▸ **Trecho**:
Após um ano de grande visibilidade para o Judiciário, os salários e benefícios dos ministros do Supremo Tribunal Federal (STF) voltaram a ser assunto, nesta última semana.
Com um subsídio bruto que ultrapassa os R$ 46 mil desde fevereiro deste ano, os valores líquidos recebidos pelos magistrados podem variar drasticamente dependendo dos descontos.
As fontes são de dados públicos da remuneração dos ministros, que mostram essa variação. Lembrando que o caminho para chegar ao topo do Judiciário brasileiro é longo e político.
Em dezembro de 2024, por exemplo, o valor líquido recebido pelos magistrados variou entre R$ 10,4 mil, no caso de André Mendonça, e R$ 28,9 mil, para a ministra Cármen Lúcia, devido aos descontos de Imposto de Renda, previdência e outras deduções.
Com a notícia dos salários, os benefícios atrelados ao cargo também chamam a atenção do público. Além de férias remuneradas, os ministros têm direito a seguranças particulares em eventos públicos e privados.
Além disso, há a possibilidade de “abono permanência”, um bônus para aqueles que já poderiam se aposentar, mas continuam na ativa. O presidente do STF, Luís Roberto Barroso, por exemplo, recebe um abono de mais de R$ 7,2 mil mensais.
Os ministros Gilmar Mendes, Cármen Lúcia e Edson Fachin também recebem o mesmo tipo de bônus, que corresponde ao valor de sua contribuição previdenciária.
O candidato precisa ter entre 35 e 65 anos e notório saber jurídico, ser indicado pelo Presidente da República e, em seguida, ser aprovado em uma sabatina e em uma votação secreta no plenário do Senado Federal.
No momento, o salário dos 11 ministros do STF serve como o teto para todo o funcionalismo público federal. Uma vez no cargo, o ministro pode permanecer na cadeira até os 75 anos, quando ocorre a aposentadoria compulsória.

▸ **Ordem de serviço**: Transcreva fielmente o trecho sobre a remuneração dos ministros do STF, desde “Após um ano” até “nesta última semana.”.

▸ **Material fornecido**:
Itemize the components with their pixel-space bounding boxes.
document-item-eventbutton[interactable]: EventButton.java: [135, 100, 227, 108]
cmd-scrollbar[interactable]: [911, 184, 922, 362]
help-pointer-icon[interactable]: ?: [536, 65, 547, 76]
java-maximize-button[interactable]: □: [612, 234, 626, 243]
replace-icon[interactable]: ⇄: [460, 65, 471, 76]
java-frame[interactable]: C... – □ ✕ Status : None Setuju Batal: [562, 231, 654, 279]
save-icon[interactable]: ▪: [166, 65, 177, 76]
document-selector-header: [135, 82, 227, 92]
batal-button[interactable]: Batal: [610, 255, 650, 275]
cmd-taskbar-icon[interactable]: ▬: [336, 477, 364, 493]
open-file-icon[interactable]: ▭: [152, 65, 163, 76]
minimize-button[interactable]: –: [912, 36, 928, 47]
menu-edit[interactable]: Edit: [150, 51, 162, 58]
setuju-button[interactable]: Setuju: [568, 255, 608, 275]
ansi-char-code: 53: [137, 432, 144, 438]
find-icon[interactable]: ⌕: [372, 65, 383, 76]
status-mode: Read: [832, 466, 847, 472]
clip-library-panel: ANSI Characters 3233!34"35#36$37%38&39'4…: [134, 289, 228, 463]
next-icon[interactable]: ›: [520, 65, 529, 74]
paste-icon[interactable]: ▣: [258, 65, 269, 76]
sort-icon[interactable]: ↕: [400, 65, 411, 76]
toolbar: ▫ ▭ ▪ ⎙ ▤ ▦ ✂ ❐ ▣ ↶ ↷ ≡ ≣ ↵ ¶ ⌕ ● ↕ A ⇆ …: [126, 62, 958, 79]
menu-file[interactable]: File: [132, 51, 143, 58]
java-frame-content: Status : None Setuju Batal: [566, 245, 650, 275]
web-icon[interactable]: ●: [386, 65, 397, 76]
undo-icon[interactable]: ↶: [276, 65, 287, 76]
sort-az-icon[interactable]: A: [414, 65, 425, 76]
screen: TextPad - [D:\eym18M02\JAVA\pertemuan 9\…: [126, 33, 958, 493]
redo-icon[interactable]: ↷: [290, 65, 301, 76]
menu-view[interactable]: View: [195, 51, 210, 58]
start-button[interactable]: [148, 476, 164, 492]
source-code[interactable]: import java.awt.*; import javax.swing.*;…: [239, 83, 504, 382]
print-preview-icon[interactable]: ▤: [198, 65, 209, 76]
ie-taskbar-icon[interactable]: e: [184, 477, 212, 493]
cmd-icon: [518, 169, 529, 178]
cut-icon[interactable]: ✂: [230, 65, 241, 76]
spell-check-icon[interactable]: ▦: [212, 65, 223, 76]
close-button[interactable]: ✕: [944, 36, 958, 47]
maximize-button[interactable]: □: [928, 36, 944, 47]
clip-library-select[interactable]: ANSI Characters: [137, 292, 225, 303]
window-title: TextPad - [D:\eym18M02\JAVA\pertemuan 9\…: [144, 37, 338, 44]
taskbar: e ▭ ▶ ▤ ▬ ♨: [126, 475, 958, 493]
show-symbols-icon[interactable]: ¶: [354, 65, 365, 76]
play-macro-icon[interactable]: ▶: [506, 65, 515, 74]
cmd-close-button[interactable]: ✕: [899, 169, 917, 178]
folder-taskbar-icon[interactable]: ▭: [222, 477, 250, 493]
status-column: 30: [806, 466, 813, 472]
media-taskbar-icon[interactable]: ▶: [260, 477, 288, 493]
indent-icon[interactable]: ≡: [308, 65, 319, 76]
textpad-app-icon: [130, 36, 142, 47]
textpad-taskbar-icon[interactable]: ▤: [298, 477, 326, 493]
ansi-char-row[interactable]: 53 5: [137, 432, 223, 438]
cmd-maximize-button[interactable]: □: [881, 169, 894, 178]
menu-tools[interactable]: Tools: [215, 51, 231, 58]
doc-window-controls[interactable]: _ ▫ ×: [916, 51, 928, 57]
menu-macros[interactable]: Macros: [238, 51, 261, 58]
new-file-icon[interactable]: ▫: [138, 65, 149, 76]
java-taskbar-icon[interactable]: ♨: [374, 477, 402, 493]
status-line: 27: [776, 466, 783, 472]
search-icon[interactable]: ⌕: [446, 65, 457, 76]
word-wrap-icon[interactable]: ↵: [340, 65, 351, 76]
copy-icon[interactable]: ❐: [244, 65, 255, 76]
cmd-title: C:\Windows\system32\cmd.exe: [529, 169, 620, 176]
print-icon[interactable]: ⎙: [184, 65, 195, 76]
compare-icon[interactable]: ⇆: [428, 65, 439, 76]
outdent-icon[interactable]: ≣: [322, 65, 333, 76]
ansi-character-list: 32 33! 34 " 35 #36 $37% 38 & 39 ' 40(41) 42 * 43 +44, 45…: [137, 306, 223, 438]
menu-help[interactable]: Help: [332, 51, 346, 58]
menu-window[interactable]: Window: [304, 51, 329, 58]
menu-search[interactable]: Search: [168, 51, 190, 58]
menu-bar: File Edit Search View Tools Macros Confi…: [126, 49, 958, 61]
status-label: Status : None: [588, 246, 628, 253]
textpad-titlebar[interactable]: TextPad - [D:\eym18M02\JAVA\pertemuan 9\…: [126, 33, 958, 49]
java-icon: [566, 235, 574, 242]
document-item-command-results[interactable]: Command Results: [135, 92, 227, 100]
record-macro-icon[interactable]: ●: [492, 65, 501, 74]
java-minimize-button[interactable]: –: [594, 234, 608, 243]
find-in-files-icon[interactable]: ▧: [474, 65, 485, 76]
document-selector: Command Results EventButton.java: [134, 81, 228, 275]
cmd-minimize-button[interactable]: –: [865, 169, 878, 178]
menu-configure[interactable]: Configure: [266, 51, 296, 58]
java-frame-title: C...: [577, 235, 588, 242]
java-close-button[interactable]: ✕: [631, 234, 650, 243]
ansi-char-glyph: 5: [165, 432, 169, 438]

▸ **Resposta ao exercício**:
Após um ano de grande visibilidade para o Judiciário, os salários e benefícios dos ministros do Supremo Tribunal Federal (STF) voltaram a ser assunto, nesta última semana.